>> Begin Supplied information
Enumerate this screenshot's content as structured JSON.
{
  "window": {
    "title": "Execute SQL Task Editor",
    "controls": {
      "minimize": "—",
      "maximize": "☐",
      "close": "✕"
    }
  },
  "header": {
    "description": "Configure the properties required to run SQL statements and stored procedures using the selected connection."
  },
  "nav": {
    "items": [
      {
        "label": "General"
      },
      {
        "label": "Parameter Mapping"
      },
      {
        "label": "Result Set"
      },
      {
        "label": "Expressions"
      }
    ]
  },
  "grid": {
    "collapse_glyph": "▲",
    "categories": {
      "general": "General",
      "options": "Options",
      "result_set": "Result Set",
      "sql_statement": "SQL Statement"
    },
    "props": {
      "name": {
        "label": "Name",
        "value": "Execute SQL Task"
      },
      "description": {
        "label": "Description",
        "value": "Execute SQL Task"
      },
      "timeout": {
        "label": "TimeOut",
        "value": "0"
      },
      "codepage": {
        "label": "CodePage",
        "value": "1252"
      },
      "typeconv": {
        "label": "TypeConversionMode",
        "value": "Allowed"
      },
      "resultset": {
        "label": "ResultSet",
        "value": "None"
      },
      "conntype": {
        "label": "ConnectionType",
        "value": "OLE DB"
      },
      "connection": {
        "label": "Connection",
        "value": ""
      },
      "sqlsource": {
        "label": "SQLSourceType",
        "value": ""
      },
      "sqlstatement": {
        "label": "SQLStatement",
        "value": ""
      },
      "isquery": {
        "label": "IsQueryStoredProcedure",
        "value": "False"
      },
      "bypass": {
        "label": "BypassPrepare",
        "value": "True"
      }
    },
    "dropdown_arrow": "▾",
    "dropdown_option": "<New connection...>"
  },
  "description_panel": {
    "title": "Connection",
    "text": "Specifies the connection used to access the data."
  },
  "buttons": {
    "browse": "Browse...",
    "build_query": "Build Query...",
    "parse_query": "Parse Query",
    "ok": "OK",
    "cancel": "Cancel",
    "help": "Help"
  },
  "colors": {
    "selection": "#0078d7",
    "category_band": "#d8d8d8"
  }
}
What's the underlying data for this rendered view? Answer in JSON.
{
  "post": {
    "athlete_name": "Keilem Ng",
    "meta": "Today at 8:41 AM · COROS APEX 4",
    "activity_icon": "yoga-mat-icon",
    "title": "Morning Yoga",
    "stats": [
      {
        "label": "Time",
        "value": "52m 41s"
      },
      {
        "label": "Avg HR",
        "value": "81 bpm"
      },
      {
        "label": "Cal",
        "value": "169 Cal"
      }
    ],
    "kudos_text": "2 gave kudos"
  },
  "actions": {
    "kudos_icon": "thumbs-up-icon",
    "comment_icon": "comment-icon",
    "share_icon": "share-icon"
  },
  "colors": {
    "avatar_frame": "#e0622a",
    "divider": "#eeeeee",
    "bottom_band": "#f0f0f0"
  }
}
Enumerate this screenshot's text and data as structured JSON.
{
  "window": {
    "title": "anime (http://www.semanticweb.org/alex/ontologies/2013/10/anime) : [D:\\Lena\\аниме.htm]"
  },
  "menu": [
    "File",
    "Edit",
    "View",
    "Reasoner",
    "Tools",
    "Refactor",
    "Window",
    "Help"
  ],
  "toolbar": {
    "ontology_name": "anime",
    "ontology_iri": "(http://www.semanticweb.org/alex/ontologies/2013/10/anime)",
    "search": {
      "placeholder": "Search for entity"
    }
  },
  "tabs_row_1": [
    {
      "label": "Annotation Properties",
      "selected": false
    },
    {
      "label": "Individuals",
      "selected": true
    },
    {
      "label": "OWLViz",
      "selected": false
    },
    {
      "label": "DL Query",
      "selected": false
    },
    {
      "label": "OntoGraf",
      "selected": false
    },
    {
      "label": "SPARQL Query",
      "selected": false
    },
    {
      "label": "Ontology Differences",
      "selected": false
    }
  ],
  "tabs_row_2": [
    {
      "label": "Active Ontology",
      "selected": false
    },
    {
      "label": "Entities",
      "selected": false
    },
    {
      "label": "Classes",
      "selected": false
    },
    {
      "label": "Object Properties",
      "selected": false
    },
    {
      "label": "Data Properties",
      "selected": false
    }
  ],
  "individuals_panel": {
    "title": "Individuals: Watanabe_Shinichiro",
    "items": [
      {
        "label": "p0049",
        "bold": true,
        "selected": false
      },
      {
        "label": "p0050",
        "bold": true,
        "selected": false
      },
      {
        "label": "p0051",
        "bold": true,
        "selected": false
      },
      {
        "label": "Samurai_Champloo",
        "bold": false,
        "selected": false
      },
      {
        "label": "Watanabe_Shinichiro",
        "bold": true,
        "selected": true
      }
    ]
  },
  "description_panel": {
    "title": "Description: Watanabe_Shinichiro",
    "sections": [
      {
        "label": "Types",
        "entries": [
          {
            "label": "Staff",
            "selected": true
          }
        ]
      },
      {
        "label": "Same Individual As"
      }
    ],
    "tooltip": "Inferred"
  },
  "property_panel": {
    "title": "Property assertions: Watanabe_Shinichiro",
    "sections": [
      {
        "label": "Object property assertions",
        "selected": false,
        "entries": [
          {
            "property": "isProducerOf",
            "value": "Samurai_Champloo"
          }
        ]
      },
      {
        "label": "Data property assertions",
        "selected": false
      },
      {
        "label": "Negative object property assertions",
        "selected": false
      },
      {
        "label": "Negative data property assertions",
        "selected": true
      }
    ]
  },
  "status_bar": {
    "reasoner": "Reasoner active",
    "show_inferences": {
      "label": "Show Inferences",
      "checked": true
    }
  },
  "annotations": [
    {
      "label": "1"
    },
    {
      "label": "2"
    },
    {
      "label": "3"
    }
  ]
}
>> End Supplied information
▶ Task goal
Read the lines above. Gather those in which the string "semanticweb" is found.

▶ Result below
    "title": "anime (http://www.semanticweb.org/alex/ontologies/2013/10/anime) : [D:\\Lena\\аниме.htm]"
    "ontology_iri": "(http://www.semanticweb.org/alex/ontologies/2013/10/anime)",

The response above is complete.